-- What you need to do --
1. Set down the portion of the message about IP masquerading for MOL starting at "One more thing" and ending at "as IP. Thoughts?", reproducing it word for word.
2. Resume the message about IP masquerading for MOL, continuing on from its final sentence.

-- Document segment --

━━━━━━━━━━━━━━━━

From: Brian Foddy (bkfoddy@soc.nwa.com)
Date: Tue May 09 2000 - 14:08:26 MDT


One more thing I've wondered before. There have been
numerous threads here about using the Ethertap and
IP Masquerading feature of Linux to masq all the traffic
for MOL. Its generally been promoted as a solution when
people are unable to create a seperate IP address for MOL,
DHCP for instance. I've personally never tried setting it
up because I have always been able to dedicate a second
public ip address for MOL. But I've wondered if that
solution would solve this problem also. I've asked before
on this list but never received a convincing answer and
haven't had time to try it myself. And would it work
for Appletalk as well as IP. Thoughts?

I'd be more volunteering to help with some of the
kernel/module programming, but I've never ventured into
UNIX kernel-land before, I keep all my development tasks
in user space. Not that I'm not interested...

━━━━━━━━━━━━━━━━

-- Data section --
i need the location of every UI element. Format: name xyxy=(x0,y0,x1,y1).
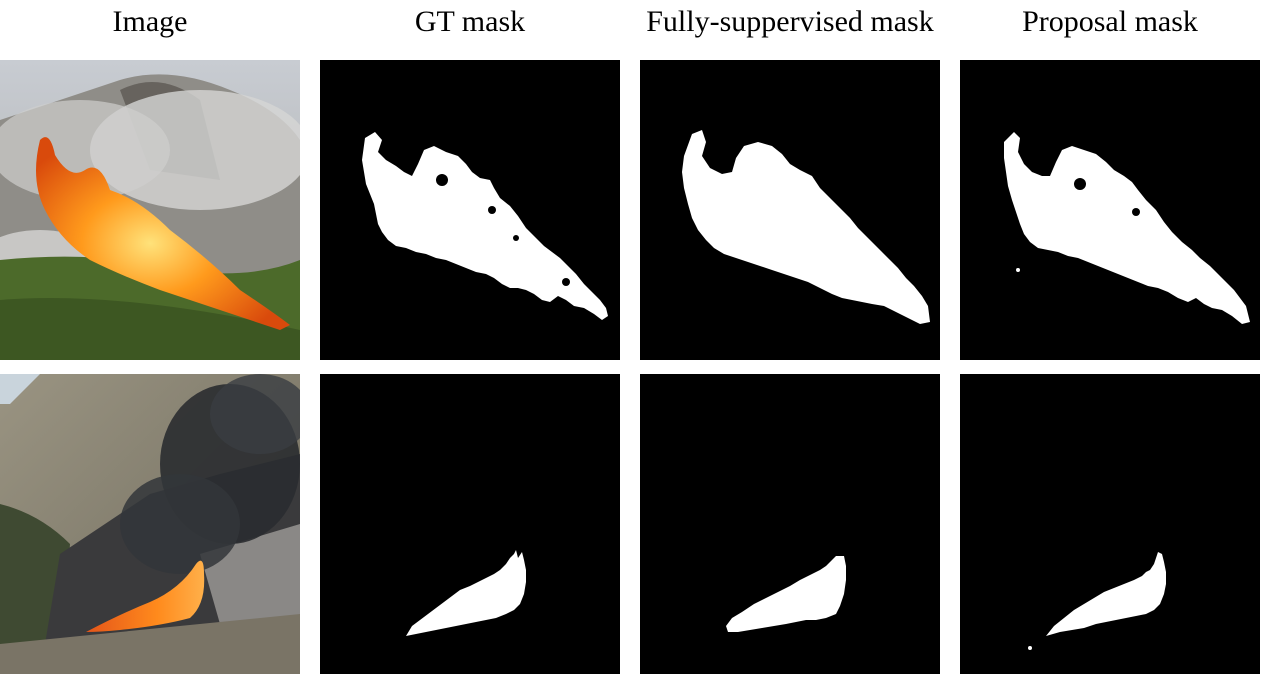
column-header-image: Image xyxy=(112,5,188,38)
row1-image xyxy=(0,60,300,360)
wildfire-photo-1 xyxy=(0,60,300,360)
column-header-gt-mask: GT mask xyxy=(414,5,526,38)
row1-gt-mask xyxy=(320,60,620,360)
row2-fully-supervised-mask xyxy=(640,374,940,674)
fully-supervised-mask-2 xyxy=(726,556,846,632)
row2-proposal-mask xyxy=(960,374,1260,674)
gt-mask-1 xyxy=(362,132,608,320)
proposal-mask-1 xyxy=(1004,132,1250,324)
proposal-mask-2 xyxy=(1028,552,1166,650)
wildfire-photo-2 xyxy=(0,374,300,674)
column-header-proposal-mask: Proposal mask xyxy=(1022,5,1198,38)
row2-gt-mask xyxy=(320,374,620,674)
fully-supervised-mask-1 xyxy=(682,130,930,324)
column-header-fully-supervised-mask: Fully-suppervised mask xyxy=(646,5,934,38)
gt-mask-2 xyxy=(406,550,526,636)
row2-image xyxy=(0,374,300,674)
row1-fully-supervised-mask xyxy=(640,60,940,360)
row1-proposal-mask xyxy=(960,60,1260,360)
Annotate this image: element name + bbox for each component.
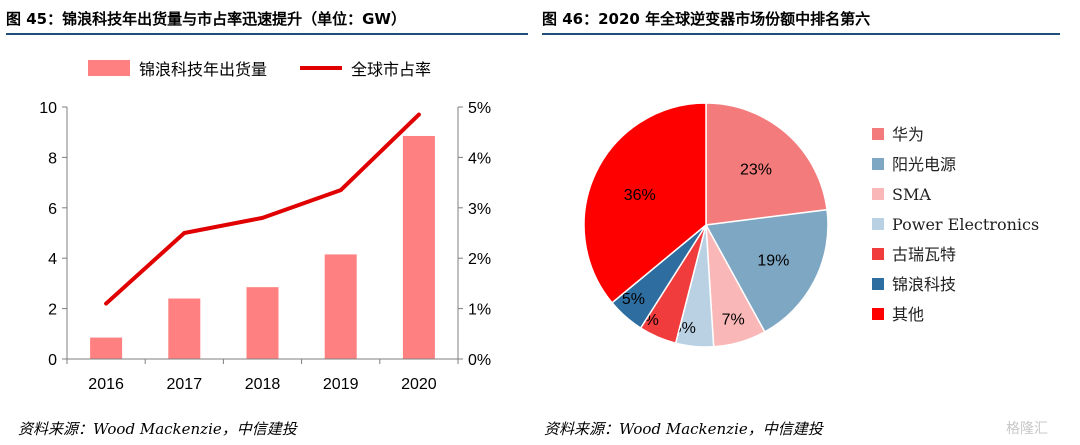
- source-note-left: 资料来源：Wood Mackenzie，中信建投: [18, 420, 297, 438]
- pie-legend-swatch: [872, 128, 884, 140]
- pie-legend-swatch: [872, 248, 884, 260]
- left-tick-label: 6: [48, 201, 57, 218]
- x-tick-label: 2020: [401, 376, 437, 393]
- left-tick-label: 8: [48, 150, 57, 167]
- right-tick-label: 0%: [468, 352, 491, 369]
- bar-shipment-2017: [168, 298, 201, 359]
- pie-legend-swatch: [872, 158, 884, 170]
- pie-legend-swatch: [872, 188, 884, 200]
- right-tick-label: 4%: [468, 150, 491, 167]
- pie-legend-label: 古瑞瓦特: [892, 245, 956, 264]
- right-tick-label: 2%: [468, 251, 491, 268]
- x-tick-label: 2017: [167, 376, 203, 393]
- watermark-logo: 格隆汇: [1006, 421, 1048, 437]
- pie-legend-swatch: [872, 308, 884, 320]
- title-underline-left: [6, 33, 528, 35]
- title-underline-right: [542, 33, 1060, 35]
- x-tick-label: 2016: [88, 376, 124, 393]
- pie-legend-label: SMA: [892, 185, 931, 204]
- pie-legend-label: Power Electronics: [892, 215, 1039, 234]
- left-tick-label: 4: [48, 251, 57, 268]
- left-tick-label: 0: [48, 352, 57, 369]
- figure-46-title: 图 46：2020 年全球逆变器市场份额中排名第六: [542, 10, 871, 28]
- pie-slice-label: 36%: [624, 187, 656, 204]
- line-market-share: [104, 112, 421, 306]
- pie-slice-1: [704, 208, 829, 333]
- pie-slice-label: 7%: [722, 312, 745, 329]
- pie-legend-label: 锦浪科技: [892, 275, 956, 294]
- pie-legend-label: 阳光电源: [892, 155, 956, 174]
- figure-45-title: 图 45：锦浪科技年出货量与市占率迅速提升（单位：GW）: [6, 10, 406, 28]
- pie-legend-swatch: [872, 218, 884, 230]
- right-tick-label: 5%: [468, 100, 491, 117]
- x-tick-label: 2019: [323, 376, 359, 393]
- right-tick-label: 1%: [468, 302, 491, 319]
- pie-legend-label: 华为: [892, 125, 924, 144]
- pie-slice-0: [705, 102, 828, 226]
- bar-shipment-2016: [90, 337, 123, 359]
- pie-slice-6: [583, 102, 707, 304]
- left-tick-label: 10: [39, 100, 57, 117]
- bar-shipment-2018: [246, 287, 279, 359]
- pie-legend-swatch: [872, 278, 884, 290]
- x-tick-label: 2018: [245, 376, 281, 393]
- right-tick-label: 3%: [468, 201, 491, 218]
- legend-label-shipments: 锦浪科技年出货量: [139, 60, 267, 79]
- pie-legend-label: 其他: [892, 305, 924, 324]
- legend-swatch-shipments: [88, 60, 130, 76]
- left-tick-label: 2: [48, 302, 57, 319]
- bar-shipment-2019: [324, 254, 357, 359]
- legend-label-market-share: 全球市占率: [351, 60, 431, 79]
- pie-slice-label: 5%: [622, 291, 645, 308]
- pie-slice-label: 23%: [740, 161, 772, 178]
- source-note-right: 资料来源：Wood Mackenzie，中信建投: [544, 420, 823, 438]
- bar-shipment-2020: [402, 135, 435, 359]
- pie-slice-label: 19%: [757, 252, 789, 269]
- shipment-share-combo-chart: 锦浪科技年出货量 全球市占率 0 2 4 6 8 10 0% 1% 2% 3% 4% 5% 2016 2017…: [39, 60, 491, 393]
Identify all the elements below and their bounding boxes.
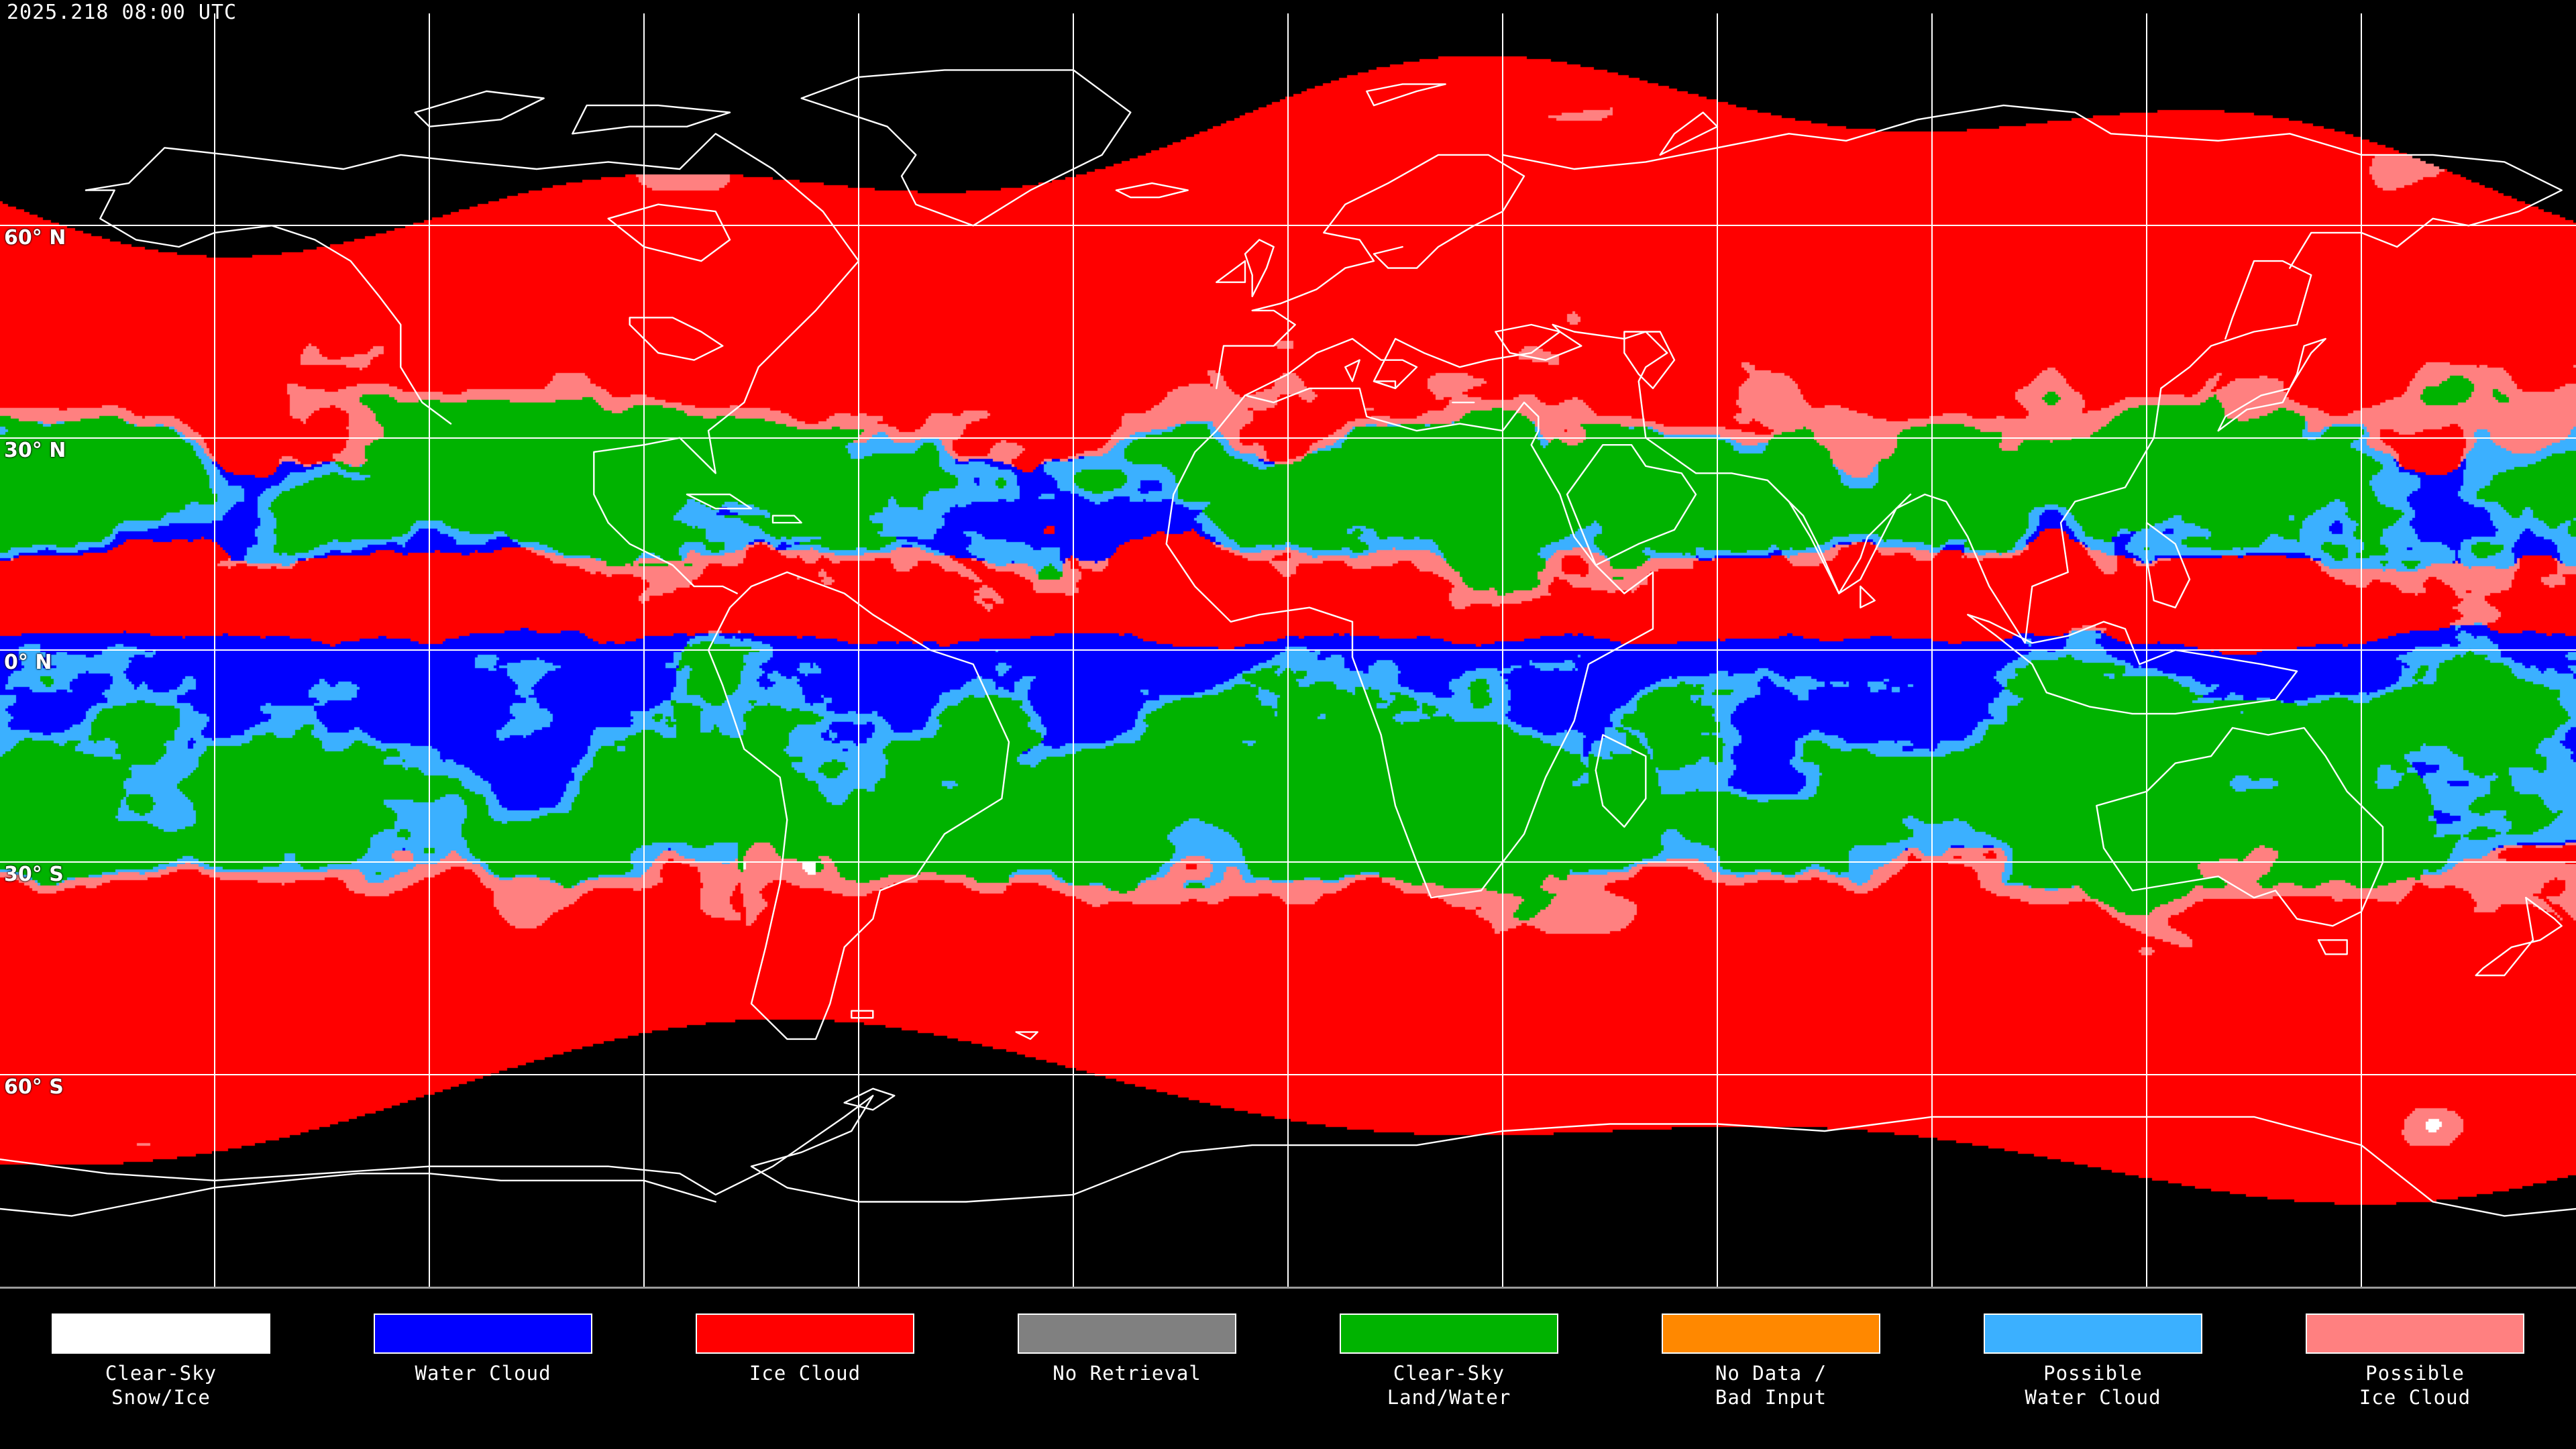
legend-label-line: Possible [2365, 1362, 2465, 1385]
latitude-label: 60° N [4, 226, 66, 250]
legend-swatch-ice-cloud [696, 1313, 914, 1354]
legend-item-no-data-bad-input[interactable]: No Data / Bad Input [1610, 1289, 1932, 1449]
latitude-label: 0° N [4, 651, 52, 674]
legend-label-line: No Data / [1715, 1362, 1827, 1385]
legend-item-water-cloud[interactable]: Water Cloud [322, 1289, 644, 1449]
global-cloud-mask-map[interactable]: 60° N 30° N 0° N 30° S 60° S 2025.218 08:00 … [0, 0, 2576, 1287]
legend-item-clear-sky-land-water[interactable]: Clear-Sky Land/Water [1288, 1289, 1610, 1449]
legend-label-line: Possible [2043, 1362, 2143, 1385]
gridline-latitude [0, 1074, 2576, 1075]
legend-label-line: Snow/Ice [111, 1386, 211, 1409]
legend-label-no-retrieval: No Retrieval [966, 1361, 1288, 1385]
legend-label-line: Water Cloud [2025, 1386, 2161, 1409]
legend-item-possible-water-cloud[interactable]: Possible Water Cloud [1932, 1289, 2254, 1449]
legend-label-line: Land/Water [1387, 1386, 1511, 1409]
gridline-latitude [0, 861, 2576, 863]
legend-swatch-clear-sky-land-water [1340, 1313, 1558, 1354]
legend-item-no-retrieval[interactable]: No Retrieval [966, 1289, 1288, 1449]
legend-label-possible-water-cloud: Possible Water Cloud [1932, 1361, 2254, 1409]
legend-swatch-possible-water-cloud [1984, 1313, 2202, 1354]
latitude-label: 60° S [4, 1075, 64, 1099]
gridline-latitude [0, 225, 2576, 226]
legend-label-water-cloud: Water Cloud [322, 1361, 644, 1385]
timestamp-label: 2025.218 08:00 UTC [7, 1, 237, 24]
legend-label-line: Water Cloud [415, 1362, 551, 1385]
legend-label-line: Ice Cloud [749, 1362, 861, 1385]
legend-item-possible-ice-cloud[interactable]: Possible Ice Cloud [2254, 1289, 2576, 1449]
legend-swatch-no-data-bad-input [1662, 1313, 1880, 1354]
gridline-latitude [0, 437, 2576, 439]
legend-item-clear-sky-snow-ice[interactable]: Clear-Sky Snow/Ice [0, 1289, 322, 1449]
legend-label-ice-cloud: Ice Cloud [644, 1361, 966, 1385]
legend-swatch-water-cloud [374, 1313, 592, 1354]
legend-label-line: Clear-Sky [1393, 1362, 1505, 1385]
legend-swatch-possible-ice-cloud [2306, 1313, 2524, 1354]
legend-label-line: Bad Input [1715, 1386, 1827, 1409]
legend-label-clear-sky-land-water: Clear-Sky Land/Water [1288, 1361, 1610, 1409]
latitude-label: 30° N [4, 439, 66, 462]
latitude-label: 30° S [4, 863, 64, 886]
legend-swatch-no-retrieval [1018, 1313, 1236, 1354]
legend: Clear-Sky Snow/Ice Water Cloud Ice Cloud No … [0, 1289, 2576, 1449]
legend-item-ice-cloud[interactable]: Ice Cloud [644, 1289, 966, 1449]
legend-swatch-clear-sky-snow-ice [52, 1313, 270, 1354]
legend-label-line: Ice Cloud [2359, 1386, 2471, 1409]
map-legend-divider [0, 1287, 2576, 1289]
gridline-latitude [0, 649, 2576, 651]
legend-label-line: Clear-Sky [105, 1362, 217, 1385]
legend-label-possible-ice-cloud: Possible Ice Cloud [2254, 1361, 2576, 1409]
legend-label-clear-sky-snow-ice: Clear-Sky Snow/Ice [0, 1361, 322, 1409]
legend-label-no-data-bad-input: No Data / Bad Input [1610, 1361, 1932, 1409]
legend-label-line: No Retrieval [1053, 1362, 1201, 1385]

━━━━━━━━━━━━━━━━

-- Answers below --
1.
One more thing I've wondered before. There have been
numerous threads here about using the Ethertap and
IP Masquerading feature of Linux to masq all the traffic
for MOL. Its generally been promoted as a solution when
people are unable to create a seperate IP address for MOL,
DHCP for instance. I've personally never tried setting it
up because I have always been able to dedicate a second
public ip address for MOL. But I've wondered if that
solution would solve this problem also. I've asked before
on this list but never received a convincing answer and
haven't had time to try it myself. And would it work
for Appletalk as well as IP. Thoughts?

2.
Brian

Charles McLachlan wrote:
>
> On Tue, 09 May 2000, you wrote:
>
> > My (kernel newbie's) intuition is that there's a layering problem in how
> > the sheep_net driver's doing it's job.
>
> Spot on. See my post to Brian for fully details
>
> > Similar products, like VMware (www.vmware.com), don't have this kind of
> > difficulty.
>
> But they use a similar mechanism, a kernel module feeds packets into a user
> land process that feeds them onto a network driver running on the virtual
> machine.
>
> > I've done some
> > coding for this kind of thing on VMS, and I'd be happy to take a crack at
> > the Linux flavor: can anyone point me at a document that describes how
> > the Linux kernel does internal packet routing?
>
> The sheep_net code is actually very simple (I think). It just reads /dev/eth0,
> spools the packets and waits for someone (i.e. the osi_enet driver) to read from
> /dev/sheepnet.
>
> osi_enet seems to do pretty mush exactly the same thing, it reads from
> /dev/sheepnet, spools and waits for LinuxOSIGetPacket from the Mac driver.
> The virtual Mac is told about waiting data by a spoofed irq transition.
>
> In my nieve way I can see a few things that might jolly things along.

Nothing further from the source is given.